-- start of EXTRACTED ENTRIES --
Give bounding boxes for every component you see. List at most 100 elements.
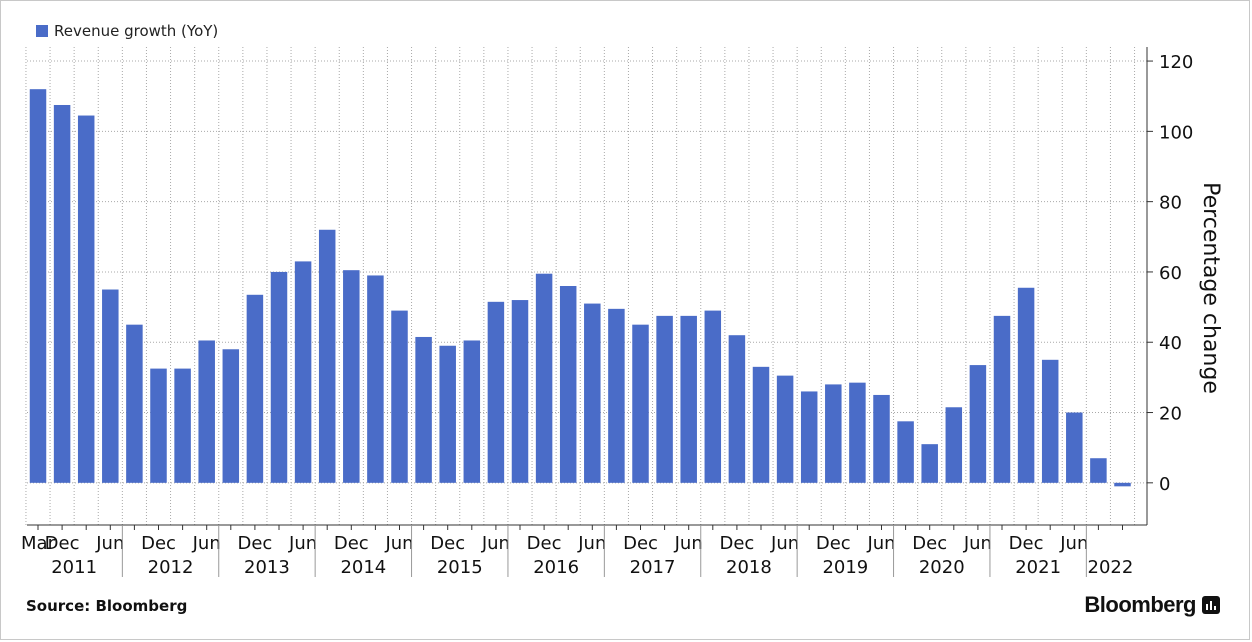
legend: Revenue growth (YoY)	[36, 21, 218, 41]
bar-2020-06	[921, 444, 938, 483]
bar-2016-09	[559, 286, 577, 483]
bar-2014-06	[343, 270, 360, 483]
x-month-label: Dec	[430, 533, 465, 554]
x-month-label: Dec	[141, 533, 176, 554]
bars	[29, 89, 1131, 487]
x-year-label: 2014	[340, 557, 386, 578]
x-year-label: 2021	[1015, 557, 1061, 578]
bar-2020-09	[945, 407, 963, 483]
x-month-label: Jun	[288, 533, 317, 554]
bar-2015-12	[487, 301, 505, 483]
x-month-label: Jun	[384, 533, 413, 554]
bar-2011-06	[53, 104, 71, 483]
x-year-label: 2016	[533, 557, 579, 578]
x-month-label: Jun	[866, 533, 895, 554]
x-year-label: 2018	[726, 557, 772, 578]
bar-2013-03	[222, 349, 240, 483]
x-month-label: Mar	[21, 533, 56, 554]
bar-2018-09	[752, 366, 770, 483]
x-month-label: Jun	[577, 533, 606, 554]
bar-2017-03	[608, 308, 625, 483]
bar-2021-06	[1017, 287, 1035, 483]
bloomberg-terminal-icon	[1202, 596, 1220, 614]
x-month-label: Dec	[1009, 533, 1044, 554]
x-month-label: Dec	[334, 533, 369, 554]
x-month-label: Dec	[623, 533, 658, 554]
bar-2021-09	[1041, 359, 1059, 483]
bar-2019-06	[825, 384, 842, 483]
legend-swatch	[36, 25, 48, 37]
bar-2014-12	[391, 310, 408, 483]
x-month-label: Dec	[912, 533, 947, 554]
bar-2014-03	[318, 229, 336, 483]
bar-2011-09	[77, 115, 95, 483]
y-axis-label: Percentage change	[1198, 182, 1223, 394]
x-month-label: Jun	[481, 533, 510, 554]
bar-2017-06	[632, 324, 649, 483]
bar-2013-12	[294, 261, 312, 483]
y-tick-label: 80	[1159, 193, 1182, 214]
x-year-label: 2019	[822, 557, 868, 578]
x-year-label: 2011	[51, 557, 97, 578]
legend-label: Revenue growth (YoY)	[54, 22, 219, 40]
bar-2019-03	[800, 391, 818, 483]
x-month-label: Dec	[45, 533, 80, 554]
bar-2021-12	[1066, 412, 1083, 483]
x-year-label: 2020	[919, 557, 965, 578]
x-month-label: Dec	[527, 533, 562, 554]
bar-2016-06	[535, 273, 553, 483]
x-month-label: Jun	[95, 533, 124, 554]
bar-2019-12	[873, 394, 890, 483]
x-month-label: Jun	[963, 533, 992, 554]
bar-2016-03	[511, 300, 529, 483]
y-tick-label: 0	[1159, 474, 1170, 495]
x-month-label: Jun	[674, 533, 703, 554]
y-tick-label: 40	[1159, 333, 1182, 354]
bar-2018-03	[704, 310, 722, 483]
bar-2017-12	[680, 315, 697, 483]
x-month-label: Dec	[719, 533, 754, 554]
bar-2015-06	[439, 345, 456, 483]
x-year-label: 2022	[1088, 557, 1134, 578]
bar-2015-09	[463, 340, 481, 483]
y-tick-label: 120	[1159, 52, 1193, 73]
x-year-label: 2013	[244, 557, 290, 578]
bar-2012-06	[150, 368, 167, 483]
bar-2011-03	[29, 89, 47, 483]
bar-2022-06	[1114, 482, 1131, 487]
bar-2018-06	[728, 335, 746, 483]
bar-2013-06	[246, 294, 264, 483]
x-year-label: 2017	[630, 557, 676, 578]
bar-2021-03	[993, 315, 1011, 483]
bar-2019-09	[849, 382, 866, 483]
bar-2020-03	[897, 421, 914, 483]
bar-2012-03	[126, 324, 143, 483]
bar-2011-12	[102, 289, 119, 483]
y-tick-label: 100	[1159, 122, 1193, 143]
x-month-label: Dec	[237, 533, 272, 554]
bar-2014-09	[367, 275, 384, 483]
brand-name: Bloomberg	[1084, 592, 1196, 617]
y-tick-label: 60	[1159, 263, 1182, 284]
x-month-label: Jun	[1059, 533, 1088, 554]
bar-2015-03	[415, 336, 432, 483]
x-year-label: 2015	[437, 557, 483, 578]
x-month-label: Dec	[816, 533, 851, 554]
bar-2017-09	[656, 315, 673, 483]
bar-2020-12	[969, 365, 987, 483]
bar-2022-03	[1090, 458, 1107, 483]
source-note: Source: Bloomberg	[26, 597, 188, 615]
bar-2012-09	[174, 368, 191, 483]
bar-2016-12	[584, 303, 601, 483]
x-year-label: 2012	[148, 557, 194, 578]
x-month-label: Jun	[192, 533, 221, 554]
bar-2012-12	[198, 340, 215, 483]
x-month-label: Jun	[770, 533, 799, 554]
y-tick-label: 20	[1159, 404, 1182, 425]
bar-2013-09	[270, 271, 288, 483]
bar-2018-12	[776, 375, 794, 483]
brand-logo: Bloomberg	[1084, 592, 1220, 618]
-- end of EXTRACTED ENTRIES --
AIM OF THE TASK. Recast every line of the material above as a numbered list, skipping blank lines. Leave the pictures out of your answer.

SOLVED EXERCISE.
1. Give bounding boxes for every component you see. List at most 100 elements.
2. legend: Revenue growth (YoY)	[36, 21, 218, 41]
3. bar-2020-06	[921, 444, 938, 483]
4. bar-2016-09	[559, 286, 577, 483]
5. bar-2014-06	[343, 270, 360, 483]
6. x-month-label: Dec	[430, 533, 465, 554]
7. x-month-label: Dec	[141, 533, 176, 554]
8. bars	[29, 89, 1131, 487]
9. x-year-label: 2014	[340, 557, 386, 578]
10. x-year-label: 2021	[1015, 557, 1061, 578]
11. bar-2020-09	[945, 407, 963, 483]
12. x-month-label: Jun	[288, 533, 317, 554]
13. bar-2015-12	[487, 301, 505, 483]
14. x-month-label: Jun	[384, 533, 413, 554]
15. bar-2011-06	[53, 104, 71, 483]
16. x-year-label: 2016	[533, 557, 579, 578]
17. x-month-label: Jun	[866, 533, 895, 554]
18. x-year-label: 2018	[726, 557, 772, 578]
19. bar-2013-03	[222, 349, 240, 483]
20. x-month-label: Mar	[21, 533, 56, 554]
21. bar-2018-09	[752, 366, 770, 483]
22. x-month-label: Jun	[577, 533, 606, 554]
23. bar-2017-03	[608, 308, 625, 483]
24. bar-2021-06	[1017, 287, 1035, 483]
25. bloomberg-terminal-icon	[1202, 596, 1220, 614]
26. x-month-label: Dec	[1009, 533, 1044, 554]
27. x-month-label: Dec	[334, 533, 369, 554]
28. x-month-label: Dec	[623, 533, 658, 554]
29. bar-2021-09	[1041, 359, 1059, 483]
30. bar-2019-06	[825, 384, 842, 483]
31. legend-swatch	[36, 25, 48, 37]
32. bar-2014-12	[391, 310, 408, 483]
33. x-month-label: Dec	[912, 533, 947, 554]
34. bar-2014-03	[318, 229, 336, 483]
35. bar-2011-09	[77, 115, 95, 483]
36. y-axis-label: Percentage change	[1198, 182, 1223, 394]
37. x-month-label: Jun	[481, 533, 510, 554]
38. bar-2017-06	[632, 324, 649, 483]
39. bar-2013-12	[294, 261, 312, 483]
40. y-tick-label: 80	[1159, 193, 1182, 214]
41. x-year-label: 2019	[822, 557, 868, 578]
42. x-year-label: 2011	[51, 557, 97, 578]
43. legend-label: Revenue growth (YoY)	[54, 22, 219, 40]
44. bar-2019-03	[800, 391, 818, 483]
45. x-month-label: Dec	[45, 533, 80, 554]
46. bar-2021-12	[1066, 412, 1083, 483]
47. x-year-label: 2020	[919, 557, 965, 578]
48. x-month-label: Dec	[527, 533, 562, 554]
49. bar-2016-06	[535, 273, 553, 483]
50. x-month-label: Jun	[95, 533, 124, 554]
51. bar-2019-12	[873, 394, 890, 483]
52. x-month-label: Jun	[963, 533, 992, 554]
53. bar-2016-03	[511, 300, 529, 483]
54. y-tick-label: 0	[1159, 474, 1170, 495]
55. x-month-label: Jun	[674, 533, 703, 554]
56. y-tick-label: 40	[1159, 333, 1182, 354]
57. bar-2018-03	[704, 310, 722, 483]
58. bar-2017-12	[680, 315, 697, 483]
59. x-month-label: Dec	[719, 533, 754, 554]
60. bar-2015-06	[439, 345, 456, 483]
61. x-year-label: 2022	[1088, 557, 1134, 578]
62. bar-2015-09	[463, 340, 481, 483]
63. y-tick-label: 120	[1159, 52, 1193, 73]
64. x-year-label: 2013	[244, 557, 290, 578]
65. bar-2012-06	[150, 368, 167, 483]
66. bar-2011-03	[29, 89, 47, 483]
67. bar-2022-06	[1114, 482, 1131, 487]
68. bar-2018-06	[728, 335, 746, 483]
69. bar-2013-06	[246, 294, 264, 483]
70. x-year-label: 2017	[630, 557, 676, 578]
71. bar-2021-03	[993, 315, 1011, 483]
72. bar-2019-09	[849, 382, 866, 483]
73. bar-2020-03	[897, 421, 914, 483]
74. bar-2012-03	[126, 324, 143, 483]
75. bar-2011-12	[102, 289, 119, 483]
76. y-tick-label: 100	[1159, 122, 1193, 143]
77. x-month-label: Dec	[237, 533, 272, 554]
78. bar-2014-09	[367, 275, 384, 483]
79. brand-name: Bloomberg	[1084, 592, 1196, 617]
80. y-tick-label: 60	[1159, 263, 1182, 284]
81. x-month-label: Jun	[1059, 533, 1088, 554]
82. bar-2015-03	[415, 336, 432, 483]
83. x-year-label: 2015	[437, 557, 483, 578]
84. x-month-label: Dec	[816, 533, 851, 554]
85. bar-2017-09	[656, 315, 673, 483]
86. bar-2020-12	[969, 365, 987, 483]
87. bar-2022-03	[1090, 458, 1107, 483]
88. source-note: Source: Bloomberg	[26, 597, 188, 615]
89. bar-2012-09	[174, 368, 191, 483]
90. bar-2016-12	[584, 303, 601, 483]
91. x-year-label: 2012	[148, 557, 194, 578]
92. x-month-label: Jun	[192, 533, 221, 554]
93. bar-2012-12	[198, 340, 215, 483]
94. x-month-label: Jun	[770, 533, 799, 554]
95. y-tick-label: 20	[1159, 404, 1182, 425]
96. bar-2013-09	[270, 271, 288, 483]
97. bar-2018-12	[776, 375, 794, 483]
98. brand-logo: Bloomberg	[1084, 592, 1220, 618]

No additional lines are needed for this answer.